◆ Goal: Please list all lines of the material below in which the string "Black" occurs.

◆ Available records:
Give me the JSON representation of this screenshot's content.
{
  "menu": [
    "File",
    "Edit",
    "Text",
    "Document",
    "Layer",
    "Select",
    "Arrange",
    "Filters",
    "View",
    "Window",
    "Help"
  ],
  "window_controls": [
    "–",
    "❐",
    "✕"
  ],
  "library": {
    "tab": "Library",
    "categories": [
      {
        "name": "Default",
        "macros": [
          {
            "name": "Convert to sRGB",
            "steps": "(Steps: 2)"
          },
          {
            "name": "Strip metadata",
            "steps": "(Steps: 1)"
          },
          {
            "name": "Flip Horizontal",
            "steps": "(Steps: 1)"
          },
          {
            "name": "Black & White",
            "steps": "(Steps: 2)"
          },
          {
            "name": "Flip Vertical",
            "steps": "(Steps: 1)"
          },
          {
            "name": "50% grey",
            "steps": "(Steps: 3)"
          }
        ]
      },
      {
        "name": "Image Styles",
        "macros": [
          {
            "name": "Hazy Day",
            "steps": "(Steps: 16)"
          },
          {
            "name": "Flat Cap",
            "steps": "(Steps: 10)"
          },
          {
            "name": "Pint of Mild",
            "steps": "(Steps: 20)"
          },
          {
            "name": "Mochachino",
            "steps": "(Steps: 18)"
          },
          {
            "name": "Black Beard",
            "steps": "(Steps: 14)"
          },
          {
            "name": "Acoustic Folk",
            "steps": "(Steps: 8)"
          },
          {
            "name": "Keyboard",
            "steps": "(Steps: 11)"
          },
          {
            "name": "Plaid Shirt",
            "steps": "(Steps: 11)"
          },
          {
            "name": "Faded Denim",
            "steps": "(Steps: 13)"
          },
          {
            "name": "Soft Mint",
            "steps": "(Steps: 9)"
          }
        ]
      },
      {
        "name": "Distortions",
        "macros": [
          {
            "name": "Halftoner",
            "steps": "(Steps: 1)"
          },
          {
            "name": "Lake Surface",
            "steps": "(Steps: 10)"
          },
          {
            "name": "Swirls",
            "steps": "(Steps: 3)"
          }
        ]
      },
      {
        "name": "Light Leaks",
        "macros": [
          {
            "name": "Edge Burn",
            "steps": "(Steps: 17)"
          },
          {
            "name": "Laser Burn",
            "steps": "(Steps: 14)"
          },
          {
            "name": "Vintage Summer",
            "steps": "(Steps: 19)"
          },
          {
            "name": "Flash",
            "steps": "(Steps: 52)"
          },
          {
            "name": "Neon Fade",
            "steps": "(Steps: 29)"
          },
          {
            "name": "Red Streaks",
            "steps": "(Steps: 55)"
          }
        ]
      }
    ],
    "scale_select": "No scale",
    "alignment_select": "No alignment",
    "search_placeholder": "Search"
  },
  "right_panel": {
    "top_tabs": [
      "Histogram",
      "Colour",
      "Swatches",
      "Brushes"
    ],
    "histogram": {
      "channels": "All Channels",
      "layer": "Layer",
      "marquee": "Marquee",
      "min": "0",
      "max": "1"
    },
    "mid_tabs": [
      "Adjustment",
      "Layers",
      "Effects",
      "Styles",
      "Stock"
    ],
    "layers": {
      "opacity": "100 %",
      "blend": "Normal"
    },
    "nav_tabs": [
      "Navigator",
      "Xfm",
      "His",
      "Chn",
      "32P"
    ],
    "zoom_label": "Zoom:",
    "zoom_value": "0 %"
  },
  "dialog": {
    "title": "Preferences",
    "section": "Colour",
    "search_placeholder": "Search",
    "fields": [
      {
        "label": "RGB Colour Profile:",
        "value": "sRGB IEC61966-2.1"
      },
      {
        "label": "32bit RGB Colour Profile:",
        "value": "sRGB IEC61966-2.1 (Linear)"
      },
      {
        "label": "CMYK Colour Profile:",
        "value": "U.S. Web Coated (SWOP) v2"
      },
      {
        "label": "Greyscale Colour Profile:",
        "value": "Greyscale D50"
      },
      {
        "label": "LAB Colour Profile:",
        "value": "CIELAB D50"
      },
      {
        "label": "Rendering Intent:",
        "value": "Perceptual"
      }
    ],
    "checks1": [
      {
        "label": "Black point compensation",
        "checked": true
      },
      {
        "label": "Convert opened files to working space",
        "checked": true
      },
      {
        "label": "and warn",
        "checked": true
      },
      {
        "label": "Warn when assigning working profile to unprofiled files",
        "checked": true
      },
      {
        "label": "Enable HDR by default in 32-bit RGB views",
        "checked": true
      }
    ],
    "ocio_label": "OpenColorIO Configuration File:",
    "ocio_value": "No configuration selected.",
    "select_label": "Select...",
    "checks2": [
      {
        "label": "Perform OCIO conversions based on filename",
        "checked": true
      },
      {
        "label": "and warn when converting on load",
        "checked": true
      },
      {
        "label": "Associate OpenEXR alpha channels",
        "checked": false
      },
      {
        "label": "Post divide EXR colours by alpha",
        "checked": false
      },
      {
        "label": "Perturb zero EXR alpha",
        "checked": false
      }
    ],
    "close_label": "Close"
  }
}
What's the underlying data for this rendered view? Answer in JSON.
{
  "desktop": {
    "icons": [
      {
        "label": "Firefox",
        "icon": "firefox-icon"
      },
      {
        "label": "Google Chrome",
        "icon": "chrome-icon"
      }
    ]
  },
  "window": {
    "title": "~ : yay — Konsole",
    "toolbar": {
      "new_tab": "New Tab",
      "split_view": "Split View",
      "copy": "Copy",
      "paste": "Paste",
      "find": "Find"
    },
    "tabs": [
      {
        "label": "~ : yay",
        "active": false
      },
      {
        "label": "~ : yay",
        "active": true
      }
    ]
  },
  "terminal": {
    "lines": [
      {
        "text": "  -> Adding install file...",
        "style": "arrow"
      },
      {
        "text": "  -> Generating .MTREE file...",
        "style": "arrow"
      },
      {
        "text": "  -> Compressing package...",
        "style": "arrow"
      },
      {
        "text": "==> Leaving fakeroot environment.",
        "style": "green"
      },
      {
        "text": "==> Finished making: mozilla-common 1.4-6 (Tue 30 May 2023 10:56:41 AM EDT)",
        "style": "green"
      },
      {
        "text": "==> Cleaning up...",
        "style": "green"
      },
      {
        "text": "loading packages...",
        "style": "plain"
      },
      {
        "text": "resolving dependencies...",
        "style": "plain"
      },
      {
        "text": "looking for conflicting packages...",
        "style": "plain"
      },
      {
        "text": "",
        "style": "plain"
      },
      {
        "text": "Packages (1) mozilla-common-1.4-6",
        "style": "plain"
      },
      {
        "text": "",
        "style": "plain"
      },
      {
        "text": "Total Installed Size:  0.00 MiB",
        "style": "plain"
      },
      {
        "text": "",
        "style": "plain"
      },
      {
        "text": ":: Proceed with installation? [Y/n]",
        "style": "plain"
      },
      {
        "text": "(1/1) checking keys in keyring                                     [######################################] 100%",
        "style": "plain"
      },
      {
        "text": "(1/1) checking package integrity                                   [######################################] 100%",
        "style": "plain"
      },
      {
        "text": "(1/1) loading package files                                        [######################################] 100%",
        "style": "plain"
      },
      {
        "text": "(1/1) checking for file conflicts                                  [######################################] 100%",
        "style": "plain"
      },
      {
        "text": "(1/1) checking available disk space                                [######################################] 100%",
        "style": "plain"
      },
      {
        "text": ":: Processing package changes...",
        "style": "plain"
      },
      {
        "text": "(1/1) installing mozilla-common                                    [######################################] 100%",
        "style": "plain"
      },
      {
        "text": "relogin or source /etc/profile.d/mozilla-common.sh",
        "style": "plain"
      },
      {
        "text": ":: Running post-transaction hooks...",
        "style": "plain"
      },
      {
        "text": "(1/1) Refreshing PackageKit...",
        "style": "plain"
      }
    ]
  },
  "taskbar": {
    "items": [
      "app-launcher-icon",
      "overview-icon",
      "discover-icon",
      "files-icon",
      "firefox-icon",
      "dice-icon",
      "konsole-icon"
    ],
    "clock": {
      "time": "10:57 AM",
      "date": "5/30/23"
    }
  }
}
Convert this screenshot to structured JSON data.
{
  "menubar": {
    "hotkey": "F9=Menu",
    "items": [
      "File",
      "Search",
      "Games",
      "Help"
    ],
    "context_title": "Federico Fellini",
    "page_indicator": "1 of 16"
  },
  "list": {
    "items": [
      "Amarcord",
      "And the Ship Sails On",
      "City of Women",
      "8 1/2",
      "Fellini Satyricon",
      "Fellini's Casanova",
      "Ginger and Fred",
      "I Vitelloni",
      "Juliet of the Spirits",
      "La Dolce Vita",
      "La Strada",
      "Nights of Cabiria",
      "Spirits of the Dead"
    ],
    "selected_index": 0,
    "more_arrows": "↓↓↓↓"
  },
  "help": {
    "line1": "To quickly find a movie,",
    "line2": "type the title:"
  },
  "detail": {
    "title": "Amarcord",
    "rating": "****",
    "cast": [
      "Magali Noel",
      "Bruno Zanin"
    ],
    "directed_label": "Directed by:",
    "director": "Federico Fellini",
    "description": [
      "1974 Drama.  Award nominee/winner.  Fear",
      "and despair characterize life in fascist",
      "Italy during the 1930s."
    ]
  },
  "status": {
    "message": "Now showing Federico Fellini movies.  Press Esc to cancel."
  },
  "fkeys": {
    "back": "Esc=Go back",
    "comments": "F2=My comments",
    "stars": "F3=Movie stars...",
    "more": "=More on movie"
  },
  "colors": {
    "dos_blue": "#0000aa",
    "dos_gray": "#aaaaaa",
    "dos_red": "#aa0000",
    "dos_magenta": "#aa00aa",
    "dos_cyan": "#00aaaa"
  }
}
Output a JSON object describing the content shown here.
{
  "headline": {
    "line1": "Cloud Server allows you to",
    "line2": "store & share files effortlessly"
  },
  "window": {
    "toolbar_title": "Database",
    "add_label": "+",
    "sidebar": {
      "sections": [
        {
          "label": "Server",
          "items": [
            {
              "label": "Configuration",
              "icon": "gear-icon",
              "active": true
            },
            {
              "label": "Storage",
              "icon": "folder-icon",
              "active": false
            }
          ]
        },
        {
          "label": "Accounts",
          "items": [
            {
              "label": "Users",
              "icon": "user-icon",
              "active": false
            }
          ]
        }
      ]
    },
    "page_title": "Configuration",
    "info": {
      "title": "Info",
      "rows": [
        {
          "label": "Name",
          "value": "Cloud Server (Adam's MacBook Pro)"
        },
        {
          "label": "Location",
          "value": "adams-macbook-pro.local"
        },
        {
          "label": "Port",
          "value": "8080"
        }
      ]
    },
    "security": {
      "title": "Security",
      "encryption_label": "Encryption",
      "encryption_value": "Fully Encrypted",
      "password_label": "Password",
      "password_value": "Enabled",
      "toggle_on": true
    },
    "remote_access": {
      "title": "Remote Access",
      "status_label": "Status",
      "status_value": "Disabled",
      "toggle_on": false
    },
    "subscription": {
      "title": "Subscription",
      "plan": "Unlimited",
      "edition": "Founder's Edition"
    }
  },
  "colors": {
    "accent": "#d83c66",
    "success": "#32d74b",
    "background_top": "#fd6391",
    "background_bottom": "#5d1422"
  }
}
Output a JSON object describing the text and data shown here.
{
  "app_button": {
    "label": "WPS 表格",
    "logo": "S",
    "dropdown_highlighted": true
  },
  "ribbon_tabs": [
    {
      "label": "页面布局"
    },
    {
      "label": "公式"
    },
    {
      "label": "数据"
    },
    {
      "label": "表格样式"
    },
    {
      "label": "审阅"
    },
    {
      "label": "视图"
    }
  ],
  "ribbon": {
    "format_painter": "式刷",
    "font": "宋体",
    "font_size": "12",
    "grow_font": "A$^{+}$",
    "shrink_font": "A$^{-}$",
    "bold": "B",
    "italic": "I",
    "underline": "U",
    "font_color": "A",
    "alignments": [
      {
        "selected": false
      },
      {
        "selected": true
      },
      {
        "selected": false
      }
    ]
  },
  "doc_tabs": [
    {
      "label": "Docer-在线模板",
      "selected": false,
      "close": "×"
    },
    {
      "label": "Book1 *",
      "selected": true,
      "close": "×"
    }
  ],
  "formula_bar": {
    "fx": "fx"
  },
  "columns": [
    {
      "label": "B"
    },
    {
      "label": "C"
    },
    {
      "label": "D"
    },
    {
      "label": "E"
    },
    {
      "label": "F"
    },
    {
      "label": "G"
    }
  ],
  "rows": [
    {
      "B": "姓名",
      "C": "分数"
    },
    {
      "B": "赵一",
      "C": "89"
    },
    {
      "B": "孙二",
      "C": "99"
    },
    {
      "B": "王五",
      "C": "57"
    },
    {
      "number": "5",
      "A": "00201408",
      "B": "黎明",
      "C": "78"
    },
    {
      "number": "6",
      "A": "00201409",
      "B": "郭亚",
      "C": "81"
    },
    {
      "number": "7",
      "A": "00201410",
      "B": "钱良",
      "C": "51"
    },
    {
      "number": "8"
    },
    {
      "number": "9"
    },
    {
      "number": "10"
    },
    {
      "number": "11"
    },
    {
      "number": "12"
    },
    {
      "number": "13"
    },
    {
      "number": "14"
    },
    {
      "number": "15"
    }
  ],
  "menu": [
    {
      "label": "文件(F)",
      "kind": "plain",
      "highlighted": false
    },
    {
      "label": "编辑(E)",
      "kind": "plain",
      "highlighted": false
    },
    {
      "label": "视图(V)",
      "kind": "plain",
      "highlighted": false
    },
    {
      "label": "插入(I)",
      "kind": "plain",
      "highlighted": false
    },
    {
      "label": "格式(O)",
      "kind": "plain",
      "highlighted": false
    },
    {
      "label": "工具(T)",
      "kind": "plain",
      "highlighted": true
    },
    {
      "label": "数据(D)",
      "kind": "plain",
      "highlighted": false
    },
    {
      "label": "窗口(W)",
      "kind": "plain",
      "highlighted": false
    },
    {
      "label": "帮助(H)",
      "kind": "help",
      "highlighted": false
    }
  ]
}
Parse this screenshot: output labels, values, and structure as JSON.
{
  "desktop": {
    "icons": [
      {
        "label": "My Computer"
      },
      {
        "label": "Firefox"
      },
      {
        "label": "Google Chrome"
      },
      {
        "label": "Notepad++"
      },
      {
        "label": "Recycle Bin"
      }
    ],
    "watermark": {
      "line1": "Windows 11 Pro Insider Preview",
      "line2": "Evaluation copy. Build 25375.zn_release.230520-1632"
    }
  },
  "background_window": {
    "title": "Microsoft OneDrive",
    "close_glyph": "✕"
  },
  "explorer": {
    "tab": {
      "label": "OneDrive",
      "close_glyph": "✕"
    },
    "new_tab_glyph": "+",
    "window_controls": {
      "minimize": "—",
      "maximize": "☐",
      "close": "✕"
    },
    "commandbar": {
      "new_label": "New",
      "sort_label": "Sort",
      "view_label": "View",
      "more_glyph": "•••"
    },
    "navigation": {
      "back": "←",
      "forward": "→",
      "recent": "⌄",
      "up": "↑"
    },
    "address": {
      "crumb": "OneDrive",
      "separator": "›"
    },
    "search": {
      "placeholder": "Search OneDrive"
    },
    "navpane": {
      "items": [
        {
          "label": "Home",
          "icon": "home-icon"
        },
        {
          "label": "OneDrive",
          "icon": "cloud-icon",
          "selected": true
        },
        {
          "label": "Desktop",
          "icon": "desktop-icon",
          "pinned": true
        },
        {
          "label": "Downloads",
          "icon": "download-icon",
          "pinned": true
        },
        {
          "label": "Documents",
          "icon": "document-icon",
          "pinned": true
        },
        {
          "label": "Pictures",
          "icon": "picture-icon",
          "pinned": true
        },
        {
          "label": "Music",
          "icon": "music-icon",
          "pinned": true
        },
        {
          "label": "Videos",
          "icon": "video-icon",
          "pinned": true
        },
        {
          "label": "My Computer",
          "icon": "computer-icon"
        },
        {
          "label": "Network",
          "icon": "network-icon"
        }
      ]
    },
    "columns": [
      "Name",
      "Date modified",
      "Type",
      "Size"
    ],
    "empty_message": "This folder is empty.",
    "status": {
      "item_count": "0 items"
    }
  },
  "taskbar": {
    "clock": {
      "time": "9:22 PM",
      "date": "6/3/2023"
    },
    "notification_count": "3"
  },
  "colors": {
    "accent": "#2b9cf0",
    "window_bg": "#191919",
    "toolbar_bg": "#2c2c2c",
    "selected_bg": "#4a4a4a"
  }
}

◆ Exercise solution:
            "name": "Black & White",
            "name": "Black Beard",
        "label": "Black point compensation",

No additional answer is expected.